[STATED PROBLEM]
Copy each line that holds "only".

[SOURCE MATERIAL]
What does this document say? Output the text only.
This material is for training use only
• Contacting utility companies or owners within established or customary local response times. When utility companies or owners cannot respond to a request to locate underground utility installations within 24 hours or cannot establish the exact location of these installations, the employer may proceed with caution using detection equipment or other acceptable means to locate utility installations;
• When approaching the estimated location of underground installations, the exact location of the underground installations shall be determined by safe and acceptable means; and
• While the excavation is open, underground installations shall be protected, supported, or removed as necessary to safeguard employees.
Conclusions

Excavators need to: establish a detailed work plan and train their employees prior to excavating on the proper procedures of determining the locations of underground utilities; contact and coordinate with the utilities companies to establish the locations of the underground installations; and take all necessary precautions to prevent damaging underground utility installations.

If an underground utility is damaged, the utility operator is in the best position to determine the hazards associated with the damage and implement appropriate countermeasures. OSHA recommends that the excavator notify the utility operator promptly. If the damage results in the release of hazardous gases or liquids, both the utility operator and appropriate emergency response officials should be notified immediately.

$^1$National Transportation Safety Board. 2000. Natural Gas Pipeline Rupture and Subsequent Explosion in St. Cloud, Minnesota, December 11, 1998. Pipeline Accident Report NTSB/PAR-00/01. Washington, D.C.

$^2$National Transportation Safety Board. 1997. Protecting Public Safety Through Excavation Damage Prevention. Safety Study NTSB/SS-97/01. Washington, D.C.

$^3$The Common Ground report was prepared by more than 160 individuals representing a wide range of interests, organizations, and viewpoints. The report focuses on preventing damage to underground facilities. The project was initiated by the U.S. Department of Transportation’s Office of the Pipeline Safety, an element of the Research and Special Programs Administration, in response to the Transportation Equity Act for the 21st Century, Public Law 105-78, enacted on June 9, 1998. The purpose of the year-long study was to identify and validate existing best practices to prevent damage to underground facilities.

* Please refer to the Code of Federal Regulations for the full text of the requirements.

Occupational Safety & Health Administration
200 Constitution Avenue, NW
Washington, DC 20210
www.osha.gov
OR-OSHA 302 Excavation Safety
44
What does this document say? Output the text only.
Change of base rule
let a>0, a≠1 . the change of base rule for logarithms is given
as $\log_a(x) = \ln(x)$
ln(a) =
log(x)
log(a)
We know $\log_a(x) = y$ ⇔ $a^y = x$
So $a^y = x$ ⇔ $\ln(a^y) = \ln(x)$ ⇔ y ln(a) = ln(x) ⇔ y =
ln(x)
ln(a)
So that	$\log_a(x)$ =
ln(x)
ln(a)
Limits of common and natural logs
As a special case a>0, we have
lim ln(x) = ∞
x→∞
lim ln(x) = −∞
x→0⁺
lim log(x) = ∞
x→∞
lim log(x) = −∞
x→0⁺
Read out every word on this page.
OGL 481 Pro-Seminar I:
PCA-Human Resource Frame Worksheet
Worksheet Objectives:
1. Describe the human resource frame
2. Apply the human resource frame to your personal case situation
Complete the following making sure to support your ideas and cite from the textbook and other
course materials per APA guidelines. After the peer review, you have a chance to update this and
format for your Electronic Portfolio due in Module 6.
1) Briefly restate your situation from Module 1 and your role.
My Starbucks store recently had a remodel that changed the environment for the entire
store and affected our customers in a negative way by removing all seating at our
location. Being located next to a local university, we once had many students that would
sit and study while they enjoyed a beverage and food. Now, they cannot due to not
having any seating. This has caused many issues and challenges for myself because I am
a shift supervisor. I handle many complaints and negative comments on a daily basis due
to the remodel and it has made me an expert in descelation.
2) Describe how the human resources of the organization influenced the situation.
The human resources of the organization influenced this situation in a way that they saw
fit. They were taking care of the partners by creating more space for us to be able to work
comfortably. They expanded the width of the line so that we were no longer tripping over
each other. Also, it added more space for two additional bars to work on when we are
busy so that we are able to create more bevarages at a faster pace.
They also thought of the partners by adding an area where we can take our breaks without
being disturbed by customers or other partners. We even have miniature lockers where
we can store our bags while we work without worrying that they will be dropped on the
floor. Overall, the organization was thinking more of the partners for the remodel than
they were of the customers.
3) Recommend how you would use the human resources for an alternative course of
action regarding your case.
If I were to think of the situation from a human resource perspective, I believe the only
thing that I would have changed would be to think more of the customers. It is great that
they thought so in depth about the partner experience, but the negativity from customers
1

[WORKED SOLUTION]
What does this document say? Output the text only.
This material is for training use only
What does this document say? Output the text only.
If I were to think of the situation from a human resource perspective, I believe the only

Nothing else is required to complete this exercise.